- Directions:
Copy each line where the word "text" occurs.

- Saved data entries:
_ _ _
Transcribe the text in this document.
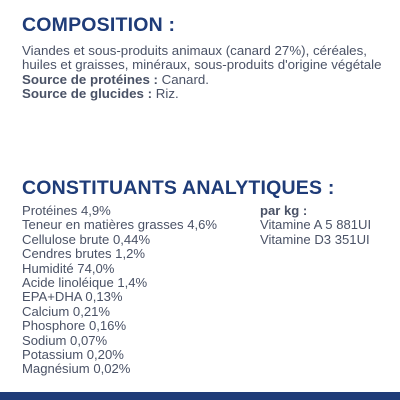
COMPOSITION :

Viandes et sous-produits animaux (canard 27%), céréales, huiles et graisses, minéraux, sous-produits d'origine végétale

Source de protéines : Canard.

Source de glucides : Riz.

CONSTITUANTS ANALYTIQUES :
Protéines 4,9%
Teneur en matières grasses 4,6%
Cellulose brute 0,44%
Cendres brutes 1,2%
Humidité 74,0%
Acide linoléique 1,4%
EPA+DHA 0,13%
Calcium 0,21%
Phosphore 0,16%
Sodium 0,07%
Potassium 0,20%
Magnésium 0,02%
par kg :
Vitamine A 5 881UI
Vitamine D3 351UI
_ _ _
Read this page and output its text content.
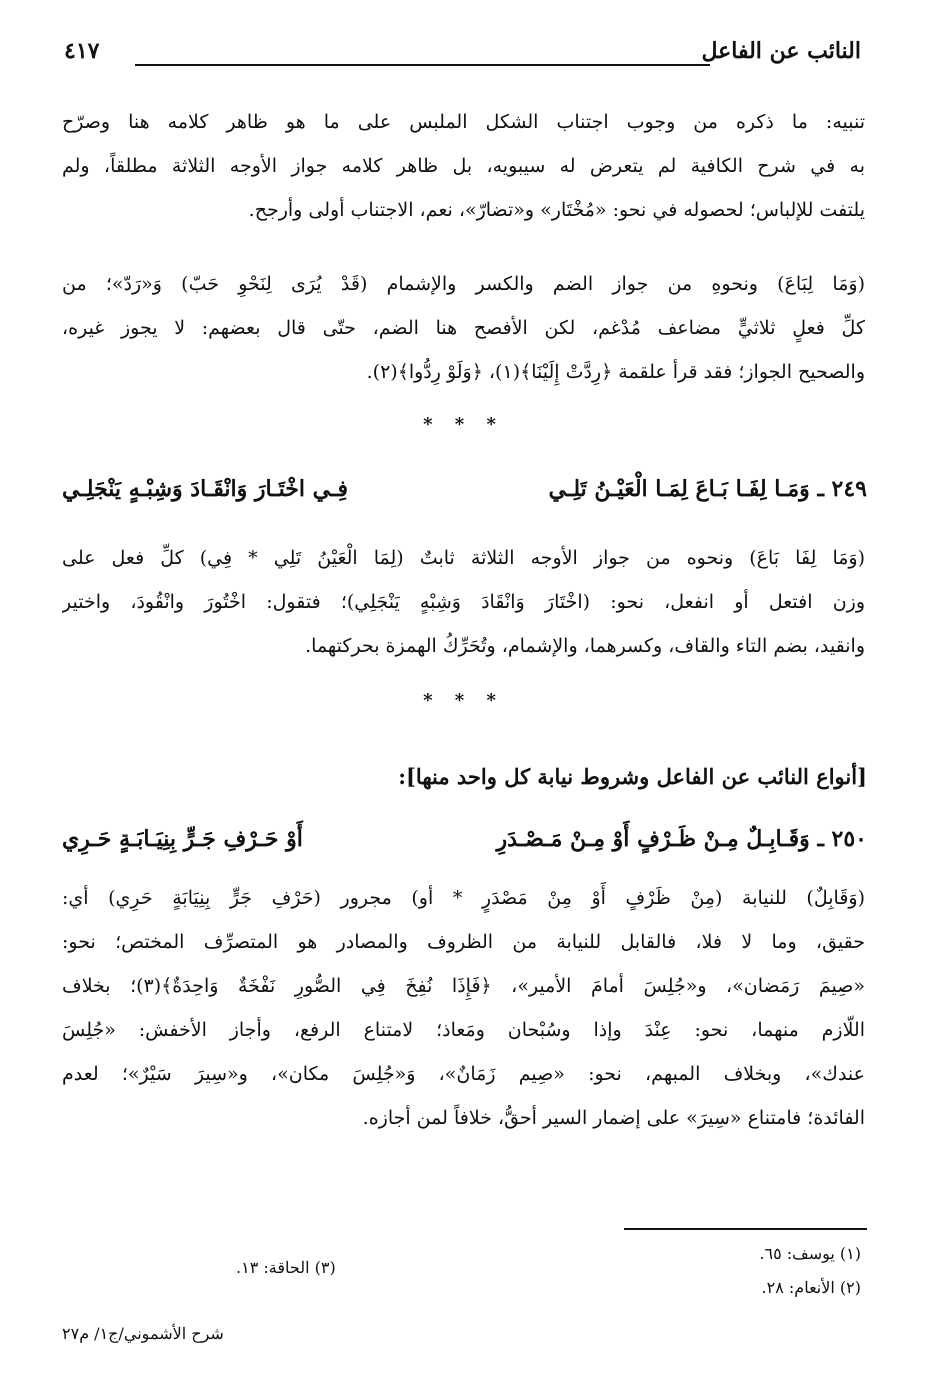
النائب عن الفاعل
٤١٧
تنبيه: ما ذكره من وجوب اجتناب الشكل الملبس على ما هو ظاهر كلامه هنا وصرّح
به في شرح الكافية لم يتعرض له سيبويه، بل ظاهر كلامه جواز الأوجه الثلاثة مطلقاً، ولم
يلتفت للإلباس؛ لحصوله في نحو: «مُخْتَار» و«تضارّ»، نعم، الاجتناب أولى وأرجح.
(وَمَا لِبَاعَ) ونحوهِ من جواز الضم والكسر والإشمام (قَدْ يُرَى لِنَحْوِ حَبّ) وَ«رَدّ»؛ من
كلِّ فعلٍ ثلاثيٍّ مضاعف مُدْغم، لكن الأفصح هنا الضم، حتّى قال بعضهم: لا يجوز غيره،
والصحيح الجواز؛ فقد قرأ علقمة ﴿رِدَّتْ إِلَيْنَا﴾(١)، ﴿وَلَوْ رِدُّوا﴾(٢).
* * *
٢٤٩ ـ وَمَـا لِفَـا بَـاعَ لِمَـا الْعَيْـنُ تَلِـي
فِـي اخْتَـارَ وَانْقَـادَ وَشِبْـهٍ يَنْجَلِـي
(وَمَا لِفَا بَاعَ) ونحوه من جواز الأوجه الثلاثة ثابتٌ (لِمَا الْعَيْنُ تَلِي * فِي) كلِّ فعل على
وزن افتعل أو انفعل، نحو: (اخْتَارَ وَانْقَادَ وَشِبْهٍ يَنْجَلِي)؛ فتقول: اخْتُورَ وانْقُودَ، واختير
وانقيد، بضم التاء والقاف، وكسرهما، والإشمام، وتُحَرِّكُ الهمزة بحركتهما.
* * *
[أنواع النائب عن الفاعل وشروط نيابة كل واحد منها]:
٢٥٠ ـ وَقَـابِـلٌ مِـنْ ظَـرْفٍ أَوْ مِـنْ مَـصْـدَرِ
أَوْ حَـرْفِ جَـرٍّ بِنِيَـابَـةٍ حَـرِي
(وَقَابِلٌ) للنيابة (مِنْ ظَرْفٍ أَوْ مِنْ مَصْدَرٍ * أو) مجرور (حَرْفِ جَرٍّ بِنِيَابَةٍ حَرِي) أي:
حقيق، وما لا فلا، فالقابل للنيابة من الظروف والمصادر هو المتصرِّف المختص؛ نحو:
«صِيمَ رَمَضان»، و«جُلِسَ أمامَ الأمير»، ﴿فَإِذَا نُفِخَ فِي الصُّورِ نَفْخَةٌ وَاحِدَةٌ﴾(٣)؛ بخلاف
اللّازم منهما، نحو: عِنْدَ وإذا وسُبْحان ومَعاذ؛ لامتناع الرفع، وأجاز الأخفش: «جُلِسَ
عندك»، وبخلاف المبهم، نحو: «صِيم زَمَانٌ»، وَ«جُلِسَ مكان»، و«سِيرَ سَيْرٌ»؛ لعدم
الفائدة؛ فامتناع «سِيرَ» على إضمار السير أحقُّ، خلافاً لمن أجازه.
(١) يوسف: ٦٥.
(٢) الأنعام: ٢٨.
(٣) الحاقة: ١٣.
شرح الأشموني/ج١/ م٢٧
_ _ _
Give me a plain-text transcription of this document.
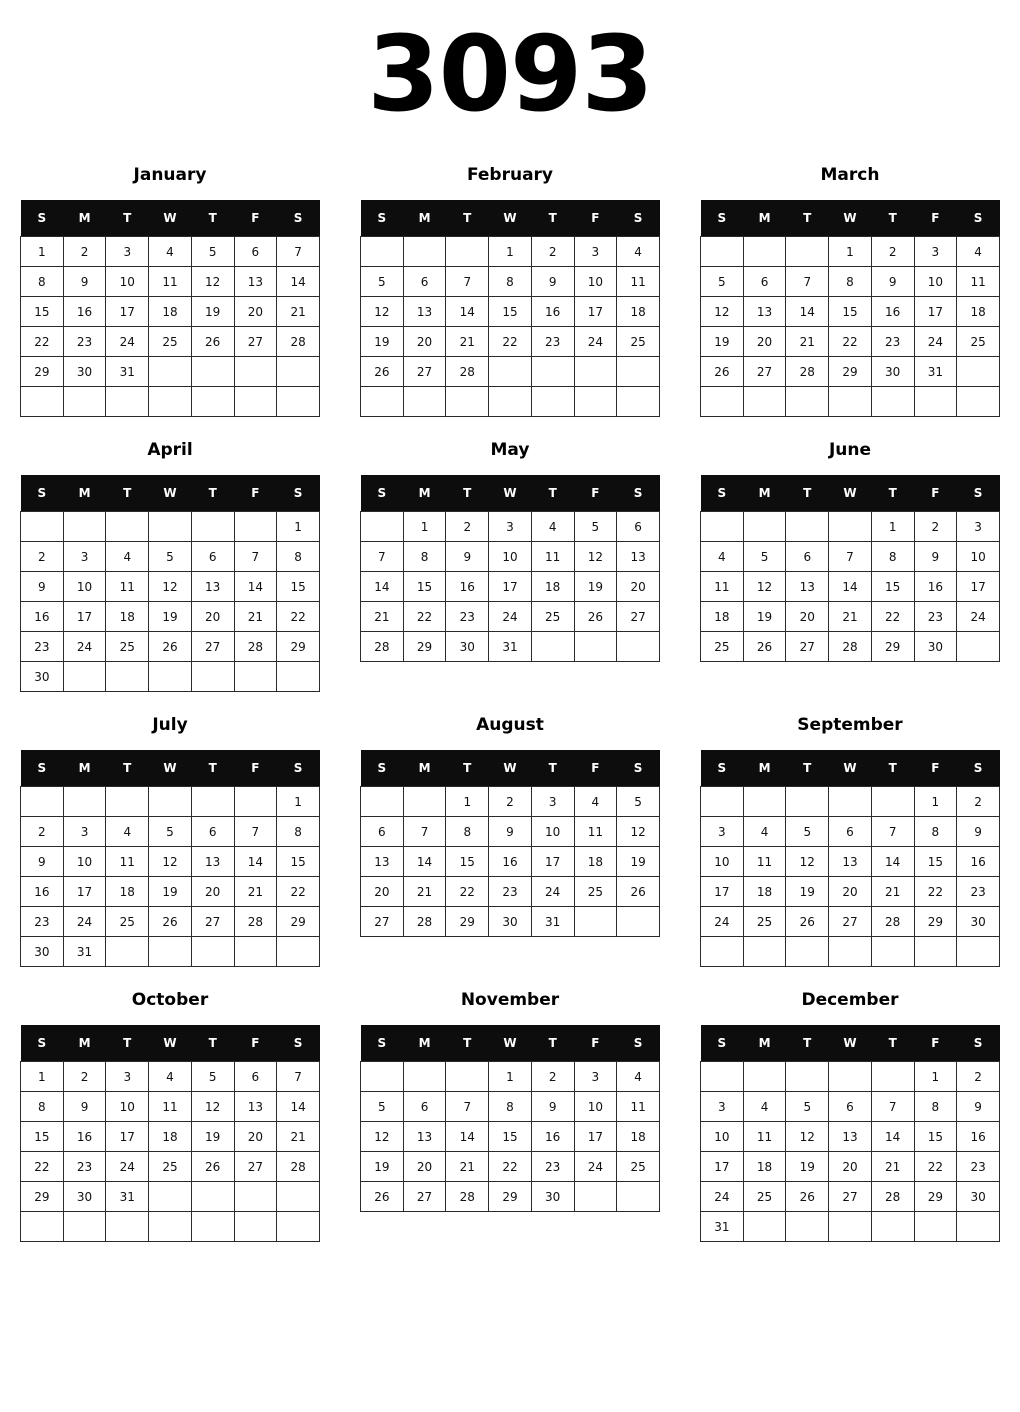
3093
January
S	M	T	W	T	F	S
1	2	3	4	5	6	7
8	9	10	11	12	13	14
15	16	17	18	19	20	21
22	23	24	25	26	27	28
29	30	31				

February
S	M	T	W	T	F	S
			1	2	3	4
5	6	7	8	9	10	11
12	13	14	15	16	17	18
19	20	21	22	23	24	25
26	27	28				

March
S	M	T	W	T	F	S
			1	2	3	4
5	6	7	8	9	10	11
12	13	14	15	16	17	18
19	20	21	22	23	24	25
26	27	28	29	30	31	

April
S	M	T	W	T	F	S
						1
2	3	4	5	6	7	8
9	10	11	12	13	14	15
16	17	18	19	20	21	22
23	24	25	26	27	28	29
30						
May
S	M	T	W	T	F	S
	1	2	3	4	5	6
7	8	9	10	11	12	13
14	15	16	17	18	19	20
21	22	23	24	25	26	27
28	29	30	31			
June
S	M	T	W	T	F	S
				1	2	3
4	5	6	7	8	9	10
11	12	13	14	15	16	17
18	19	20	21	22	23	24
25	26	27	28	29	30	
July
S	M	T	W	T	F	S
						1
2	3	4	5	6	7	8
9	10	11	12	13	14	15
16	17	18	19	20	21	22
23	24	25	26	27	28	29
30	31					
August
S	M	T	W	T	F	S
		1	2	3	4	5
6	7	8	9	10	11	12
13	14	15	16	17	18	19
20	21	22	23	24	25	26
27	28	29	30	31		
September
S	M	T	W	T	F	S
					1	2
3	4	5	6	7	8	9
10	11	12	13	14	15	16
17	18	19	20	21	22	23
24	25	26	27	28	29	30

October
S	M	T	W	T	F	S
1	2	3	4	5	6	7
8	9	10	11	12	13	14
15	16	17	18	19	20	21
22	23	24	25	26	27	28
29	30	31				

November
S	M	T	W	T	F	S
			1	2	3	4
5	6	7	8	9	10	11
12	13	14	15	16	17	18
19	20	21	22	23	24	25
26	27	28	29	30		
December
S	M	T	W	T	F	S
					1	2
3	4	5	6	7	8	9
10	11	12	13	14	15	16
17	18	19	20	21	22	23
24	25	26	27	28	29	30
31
_ _ _
- Complete output:
Transcribe the text in this document.
Read this page and output its text content.
Give me a plain-text transcription of this document.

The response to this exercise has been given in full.